**Work to be completed:**
Write every entry out again exactly, please, and skip the pictures.

**Material shown:**

#####

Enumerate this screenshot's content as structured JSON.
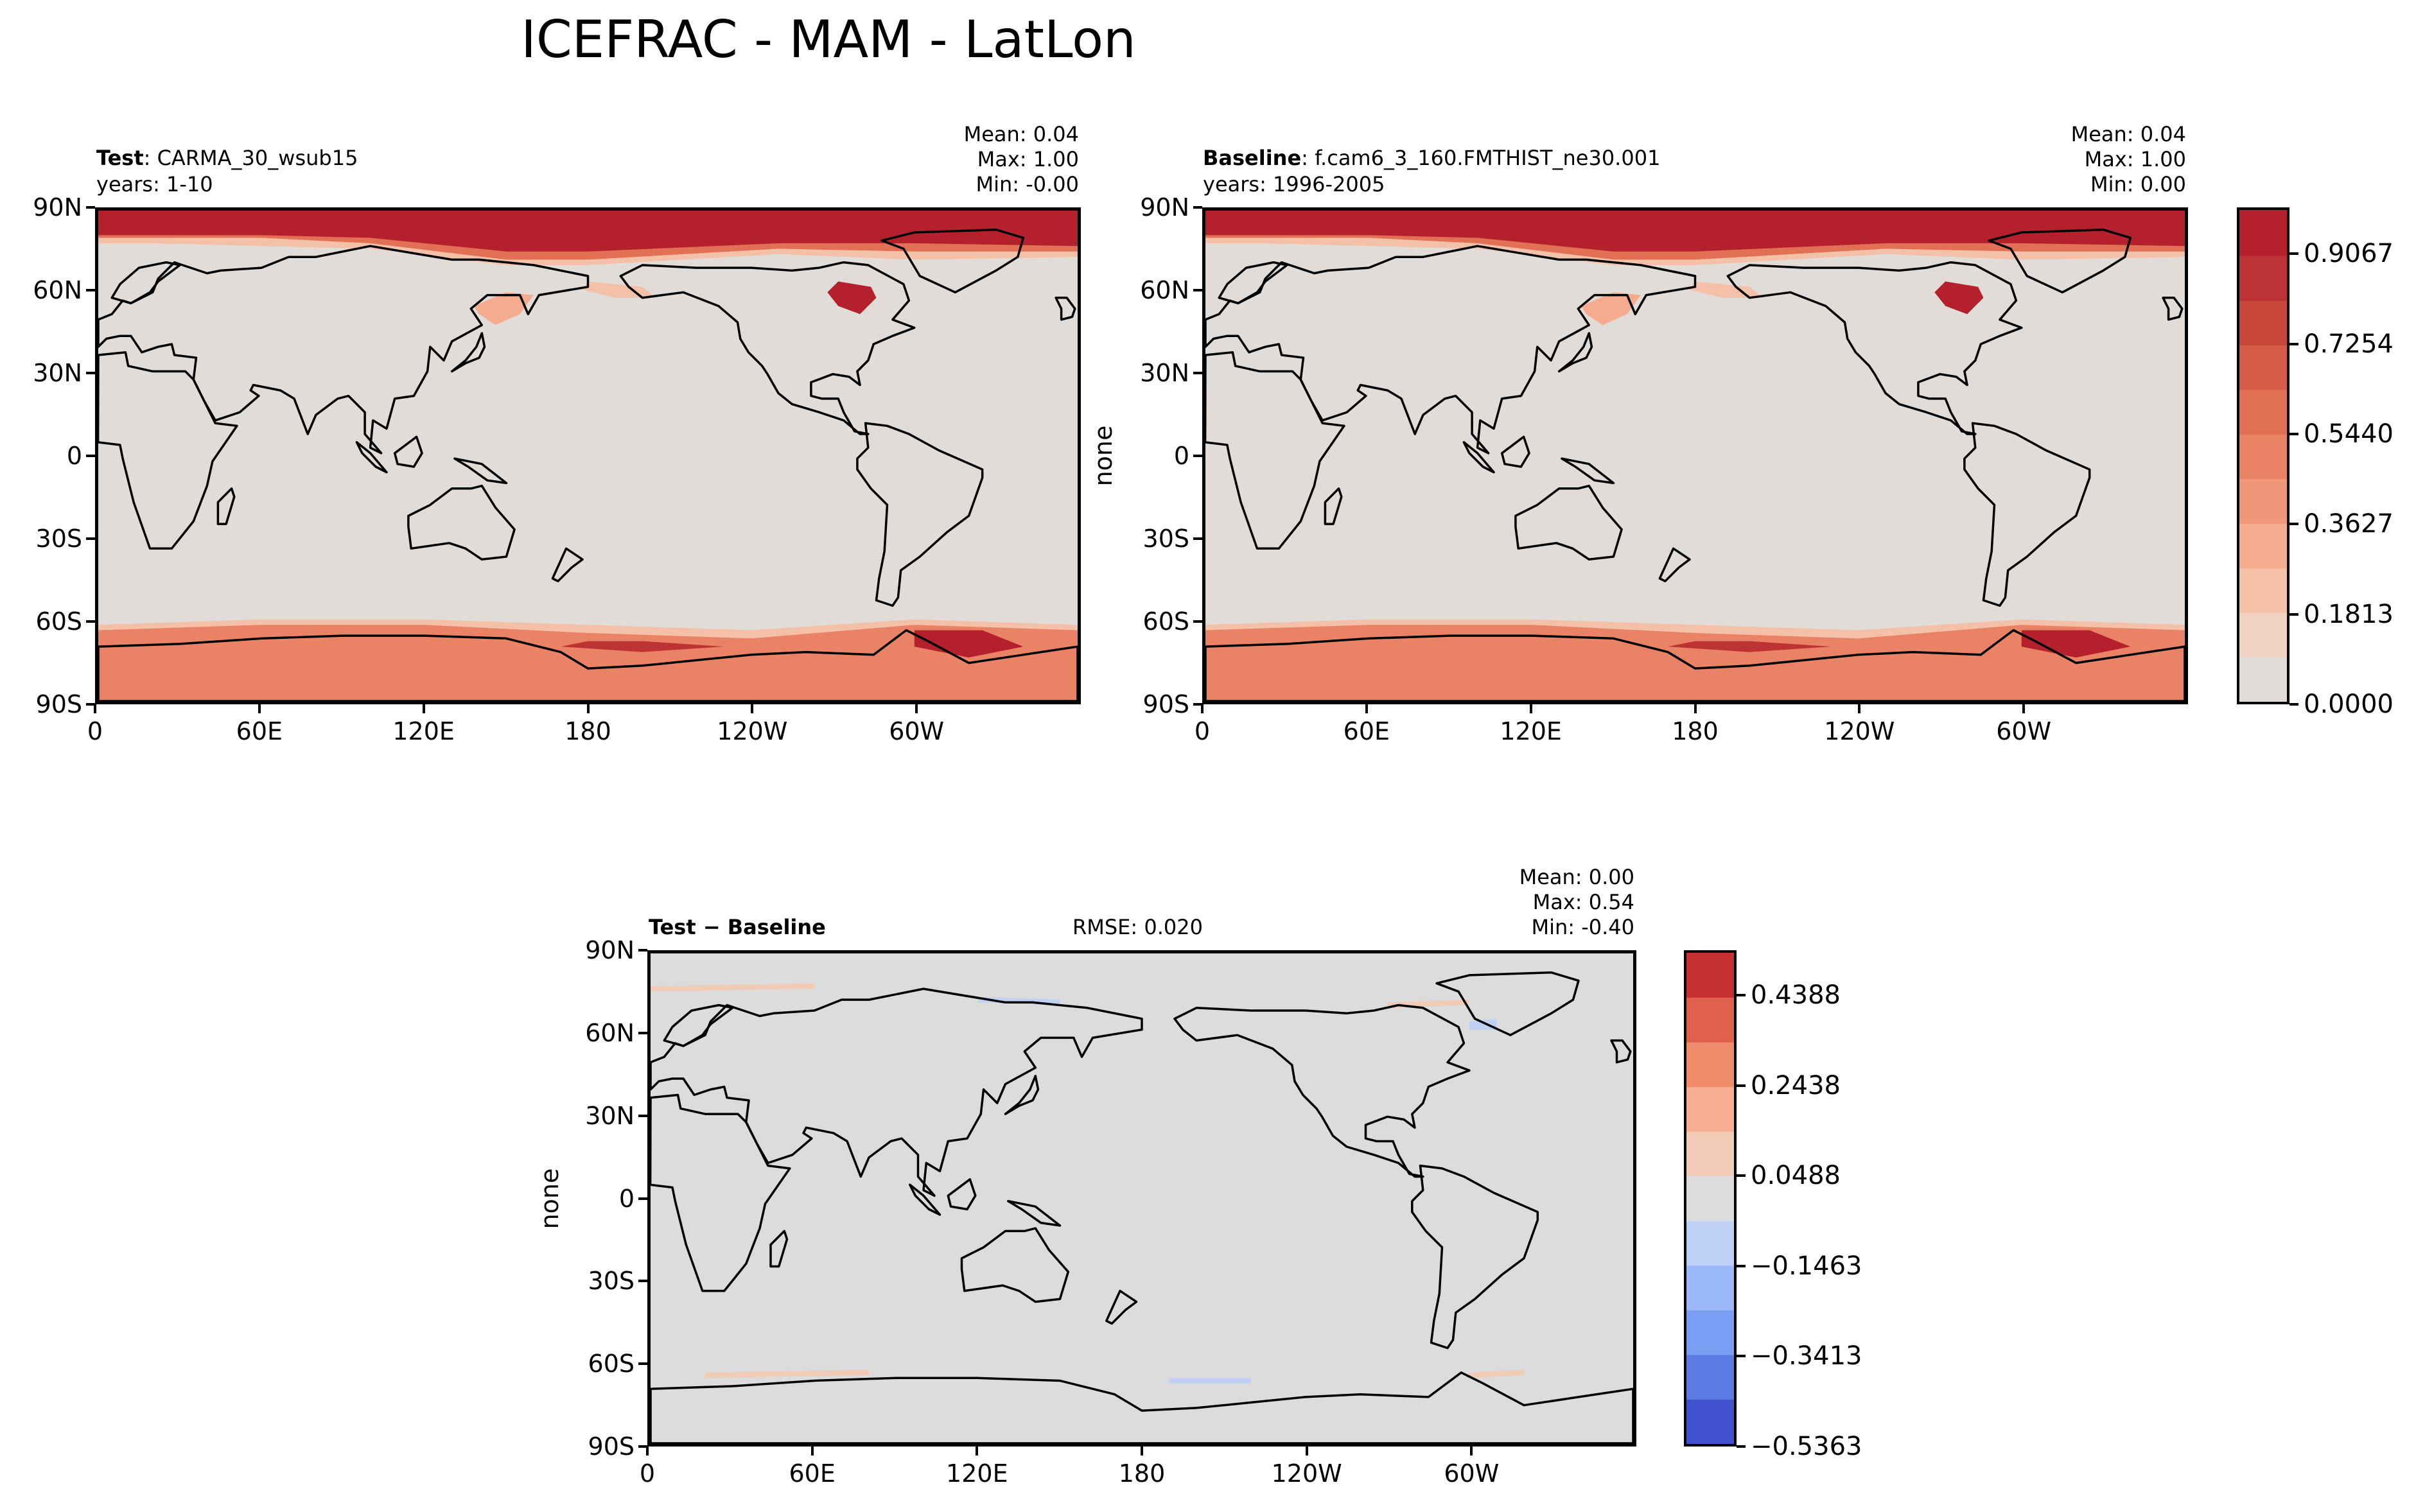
{
  "figure": {
    "suptitle": "ICEFRAC - MAM - LatLon"
  },
  "panels": {
    "test": {
      "case_label": "Test",
      "case_name": ": CARMA_30_wsub15",
      "years": "years: 1-10",
      "stats": [
        "Mean:  0.04",
        "Max:  1.00",
        "Min: -0.00"
      ],
      "ylabel": ""
    },
    "baseline": {
      "case_label": "Baseline",
      "case_name": ": f.cam6_3_160.FMTHIST_ne30.001",
      "years": "years: 1996-2005",
      "stats": [
        "Mean:  0.04",
        "Max:  1.00",
        "Min:  0.00"
      ],
      "ylabel": "none"
    },
    "diff": {
      "case_label": "Test − Baseline",
      "rmse": "RMSE: 0.020",
      "stats": [
        "Mean:  0.00",
        "Max:  0.54",
        "Min: -0.40"
      ],
      "ylabel": "none"
    }
  },
  "axes": {
    "lat_ticks": [
      "90N",
      "60N",
      "30N",
      "0",
      "30S",
      "60S",
      "90S"
    ],
    "lon_ticks": [
      "0",
      "60E",
      "120E",
      "180",
      "120W",
      "60W"
    ]
  },
  "colorbars": {
    "main": {
      "tick_labels": [
        "0.9067",
        "0.7254",
        "0.5440",
        "0.3627",
        "0.1813",
        "0.0000"
      ],
      "levels": [
        0.0,
        0.0907,
        0.1813,
        0.272,
        0.3627,
        0.4533,
        0.544,
        0.6347,
        0.7254,
        0.816,
        0.9067,
        1.0
      ],
      "colors": [
        "#e2dcd8",
        "#f0d2c2",
        "#f4c0a7",
        "#f5ab8e",
        "#f09779",
        "#ea8366",
        "#e27055",
        "#d65b47",
        "#c8483c",
        "#bd3233",
        "#b4212d"
      ]
    },
    "diff": {
      "tick_labels": [
        "0.4388",
        "0.2438",
        "0.0488",
        "−0.1463",
        "−0.3413",
        "−0.5363"
      ],
      "levels": [
        -0.5363,
        -0.4388,
        -0.3413,
        -0.2438,
        -0.1463,
        -0.0488,
        0.0488,
        0.1463,
        0.2438,
        0.3413,
        0.4388,
        0.5363
      ],
      "colors": [
        "#3f51cc",
        "#5c7be2",
        "#7a9ef4",
        "#9cbaf9",
        "#bed1f4",
        "#dcdcdc",
        "#f2cbb7",
        "#f7ad8f",
        "#ef8b6a",
        "#de604d",
        "#c63233"
      ]
    }
  },
  "chart_data": [
    {
      "type": "heatmap",
      "title": "Test : CARMA_30_wsub15",
      "subtitle": "years: 1-10",
      "xlabel": "",
      "ylabel": "",
      "x_ticks": [
        "0",
        "60E",
        "120E",
        "180",
        "120W",
        "60W"
      ],
      "y_ticks": [
        "90N",
        "60N",
        "30N",
        "0",
        "30S",
        "60S",
        "90S"
      ],
      "xlim": [
        0,
        360
      ],
      "ylim": [
        -90,
        90
      ],
      "stats": {
        "mean": 0.04,
        "max": 1.0,
        "min": -0.0
      },
      "color_range": [
        0.0,
        1.0
      ],
      "colorbar_ticks": [
        0.0,
        0.1813,
        0.3627,
        0.544,
        0.7254,
        0.9067
      ]
    },
    {
      "type": "heatmap",
      "title": "Baseline : f.cam6_3_160.FMTHIST_ne30.001",
      "subtitle": "years: 1996-2005",
      "xlabel": "",
      "ylabel": "none",
      "x_ticks": [
        "0",
        "60E",
        "120E",
        "180",
        "120W",
        "60W"
      ],
      "y_ticks": [
        "90N",
        "60N",
        "30N",
        "0",
        "30S",
        "60S",
        "90S"
      ],
      "xlim": [
        0,
        360
      ],
      "ylim": [
        -90,
        90
      ],
      "stats": {
        "mean": 0.04,
        "max": 1.0,
        "min": 0.0
      },
      "color_range": [
        0.0,
        1.0
      ],
      "colorbar_ticks": [
        0.0,
        0.1813,
        0.3627,
        0.544,
        0.7254,
        0.9067
      ]
    },
    {
      "type": "heatmap",
      "title": "Test − Baseline",
      "subtitle": "RMSE: 0.020",
      "xlabel": "",
      "ylabel": "none",
      "x_ticks": [
        "0",
        "60E",
        "120E",
        "180",
        "120W",
        "60W"
      ],
      "y_ticks": [
        "90N",
        "60N",
        "30N",
        "0",
        "30S",
        "60S",
        "90S"
      ],
      "xlim": [
        0,
        360
      ],
      "ylim": [
        -90,
        90
      ],
      "stats": {
        "mean": 0.0,
        "max": 0.54,
        "min": -0.4,
        "rmse": 0.02
      },
      "color_range": [
        -0.5363,
        0.5363
      ],
      "colorbar_ticks": [
        -0.5363,
        -0.3413,
        -0.1463,
        0.0488,
        0.2438,
        0.4388
      ]
    }
  ]
}
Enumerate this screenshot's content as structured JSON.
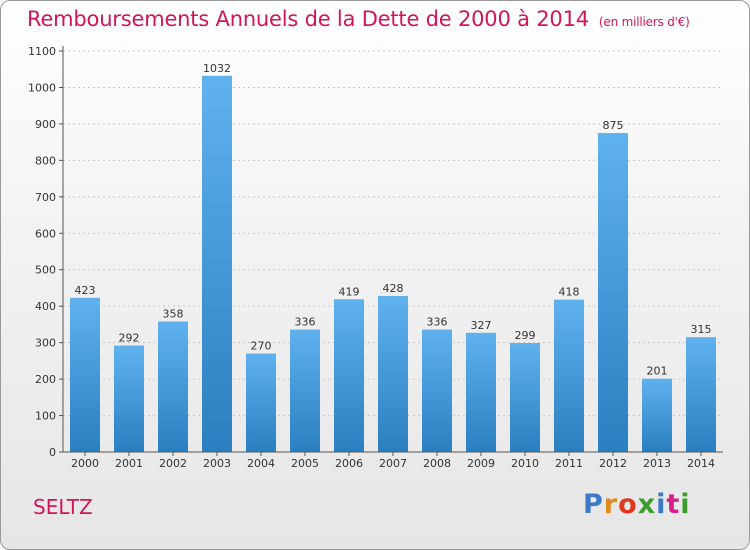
{
  "title": "Remboursements Annuels de la Dette de 2000 à 2014",
  "subtitle": "(en milliers d'€)",
  "commune": "SELTZ",
  "logo": {
    "text": "Proxiti",
    "colors": [
      "#3a78c8",
      "#e08a1e",
      "#e03a1e",
      "#3a9e2e",
      "#3a78c8",
      "#d81e8a",
      "#3a9e2e"
    ]
  },
  "colors": {
    "title": "#d4145a",
    "bar_light": "#5fb2ee",
    "bar_dark": "#2a7fc0"
  },
  "chart_data": {
    "type": "bar",
    "title": "Remboursements Annuels de la Dette de 2000 à 2014",
    "subtitle": "(en milliers d'€)",
    "xlabel": "",
    "ylabel": "",
    "categories": [
      "2000",
      "2001",
      "2002",
      "2003",
      "2004",
      "2005",
      "2006",
      "2007",
      "2008",
      "2009",
      "2010",
      "2011",
      "2012",
      "2013",
      "2014"
    ],
    "values": [
      423,
      292,
      358,
      1032,
      270,
      336,
      419,
      428,
      336,
      327,
      299,
      418,
      875,
      201,
      315
    ],
    "ylim": [
      0,
      1100
    ],
    "yticks": [
      0,
      100,
      200,
      300,
      400,
      500,
      600,
      700,
      800,
      900,
      1000,
      1100
    ],
    "grid": true
  }
}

#####

**Expected answer:**
Enumerate this screenshot's content as structured JSON.
{
  "figure": {
    "suptitle": "ICEFRAC - MAM - LatLon"
  },
  "panels": {
    "test": {
      "case_label": "Test",
      "case_name": ": CARMA_30_wsub15",
      "years": "years: 1-10",
      "stats": [
        "Mean:  0.04",
        "Max:  1.00",
        "Min: -0.00"
      ],
      "ylabel": ""
    },
    "baseline": {
      "case_label": "Baseline",
      "case_name": ": f.cam6_3_160.FMTHIST_ne30.001",
      "years": "years: 1996-2005",
      "stats": [
        "Mean:  0.04",
        "Max:  1.00",
        "Min:  0.00"
      ],
      "ylabel": "none"
    },
    "diff": {
      "case_label": "Test − Baseline",
      "rmse": "RMSE: 0.020",
      "stats": [
        "Mean:  0.00",
        "Max:  0.54",
        "Min: -0.40"
      ],
      "ylabel": "none"
    }
  },
  "axes": {
    "lat_ticks": [
      "90N",
      "60N",
      "30N",
      "0",
      "30S",
      "60S",
      "90S"
    ],
    "lon_ticks": [
      "0",
      "60E",
      "120E",
      "180",
      "120W",
      "60W"
    ]
  },
  "colorbars": {
    "main": {
      "tick_labels": [
        "0.9067",
        "0.7254",
        "0.5440",
        "0.3627",
        "0.1813",
        "0.0000"
      ],
      "levels": [
        0.0,
        0.0907,
        0.1813,
        0.272,
        0.3627,
        0.4533,
        0.544,
        0.6347,
        0.7254,
        0.816,
        0.9067,
        1.0
      ],
      "colors": [
        "#e2dcd8",
        "#f0d2c2",
        "#f4c0a7",
        "#f5ab8e",
        "#f09779",
        "#ea8366",
        "#e27055",
        "#d65b47",
        "#c8483c",
        "#bd3233",
        "#b4212d"
      ]
    },
    "diff": {
      "tick_labels": [
        "0.4388",
        "0.2438",
        "0.0488",
        "−0.1463",
        "−0.3413",
        "−0.5363"
      ],
      "levels": [
        -0.5363,
        -0.4388,
        -0.3413,
        -0.2438,
        -0.1463,
        -0.0488,
        0.0488,
        0.1463,
        0.2438,
        0.3413,
        0.4388,
        0.5363
      ],
      "colors": [
        "#3f51cc",
        "#5c7be2",
        "#7a9ef4",
        "#9cbaf9",
        "#bed1f4",
        "#dcdcdc",
        "#f2cbb7",
        "#f7ad8f",
        "#ef8b6a",
        "#de604d",
        "#c63233"
      ]
    }
  },
  "chart_data": [
    {
      "type": "heatmap",
      "title": "Test : CARMA_30_wsub15",
      "subtitle": "years: 1-10",
      "xlabel": "",
      "ylabel": "",
      "x_ticks": [
        "0",
        "60E",
        "120E",
        "180",
        "120W",
        "60W"
      ],
      "y_ticks": [
        "90N",
        "60N",
        "30N",
        "0",
        "30S",
        "60S",
        "90S"
      ],
      "xlim": [
        0,
        360
      ],
      "ylim": [
        -90,
        90
      ],
      "stats": {
        "mean": 0.04,
        "max": 1.0,
        "min": -0.0
      },
      "color_range": [
        0.0,
        1.0
      ],
      "colorbar_ticks": [
        0.0,
        0.1813,
        0.3627,
        0.544,
        0.7254,
        0.9067
      ]
    },
    {
      "type": "heatmap",
      "title": "Baseline : f.cam6_3_160.FMTHIST_ne30.001",
      "subtitle": "years: 1996-2005",
      "xlabel": "",
      "ylabel": "none",
      "x_ticks": [
        "0",
        "60E",
        "120E",
        "180",
        "120W",
        "60W"
      ],
      "y_ticks": [
        "90N",
        "60N",
        "30N",
        "0",
        "30S",
        "60S",
        "90S"
      ],
      "xlim": [
        0,
        360
      ],
      "ylim": [
        -90,
        90
      ],
      "stats": {
        "mean": 0.04,
        "max": 1.0,
        "min": 0.0
      },
      "color_range": [
        0.0,
        1.0
      ],
      "colorbar_ticks": [
        0.0,
        0.1813,
        0.3627,
        0.544,
        0.7254,
        0.9067
      ]
    },
    {
      "type": "heatmap",
      "title": "Test − Baseline",
      "subtitle": "RMSE: 0.020",
      "xlabel": "",
      "ylabel": "none",
      "x_ticks": [
        "0",
        "60E",
        "120E",
        "180",
        "120W",
        "60W"
      ],
      "y_ticks": [
        "90N",
        "60N",
        "30N",
        "0",
        "30S",
        "60S",
        "90S"
      ],
      "xlim": [
        0,
        360
      ],
      "ylim": [
        -90,
        90
      ],
      "stats": {
        "mean": 0.0,
        "max": 0.54,
        "min": -0.4,
        "rmse": 0.02
      },
      "color_range": [
        -0.5363,
        0.5363
      ],
      "colorbar_ticks": [
        -0.5363,
        -0.3413,
        -0.1463,
        0.0488,
        0.2438,
        0.4388
      ]
    }
  ]
}
Enumerate this screenshot's content as structured JSON.
{
  "title": "Remboursements Annuels de la Dette de 2000 à 2014",
  "subtitle": "(en milliers d'€)",
  "commune": "SELTZ",
  "logo": {
    "text": "Proxiti",
    "colors": [
      "#3a78c8",
      "#e08a1e",
      "#e03a1e",
      "#3a9e2e",
      "#3a78c8",
      "#d81e8a",
      "#3a9e2e"
    ]
  },
  "colors": {
    "title": "#d4145a",
    "bar_light": "#5fb2ee",
    "bar_dark": "#2a7fc0"
  },
  "chart_data": {
    "type": "bar",
    "title": "Remboursements Annuels de la Dette de 2000 à 2014",
    "subtitle": "(en milliers d'€)",
    "xlabel": "",
    "ylabel": "",
    "categories": [
      "2000",
      "2001",
      "2002",
      "2003",
      "2004",
      "2005",
      "2006",
      "2007",
      "2008",
      "2009",
      "2010",
      "2011",
      "2012",
      "2013",
      "2014"
    ],
    "values": [
      423,
      292,
      358,
      1032,
      270,
      336,
      419,
      428,
      336,
      327,
      299,
      418,
      875,
      201,
      315
    ],
    "ylim": [
      0,
      1100
    ],
    "yticks": [
      0,
      100,
      200,
      300,
      400,
      500,
      600,
      700,
      800,
      900,
      1000,
      1100
    ],
    "grid": true
  }
}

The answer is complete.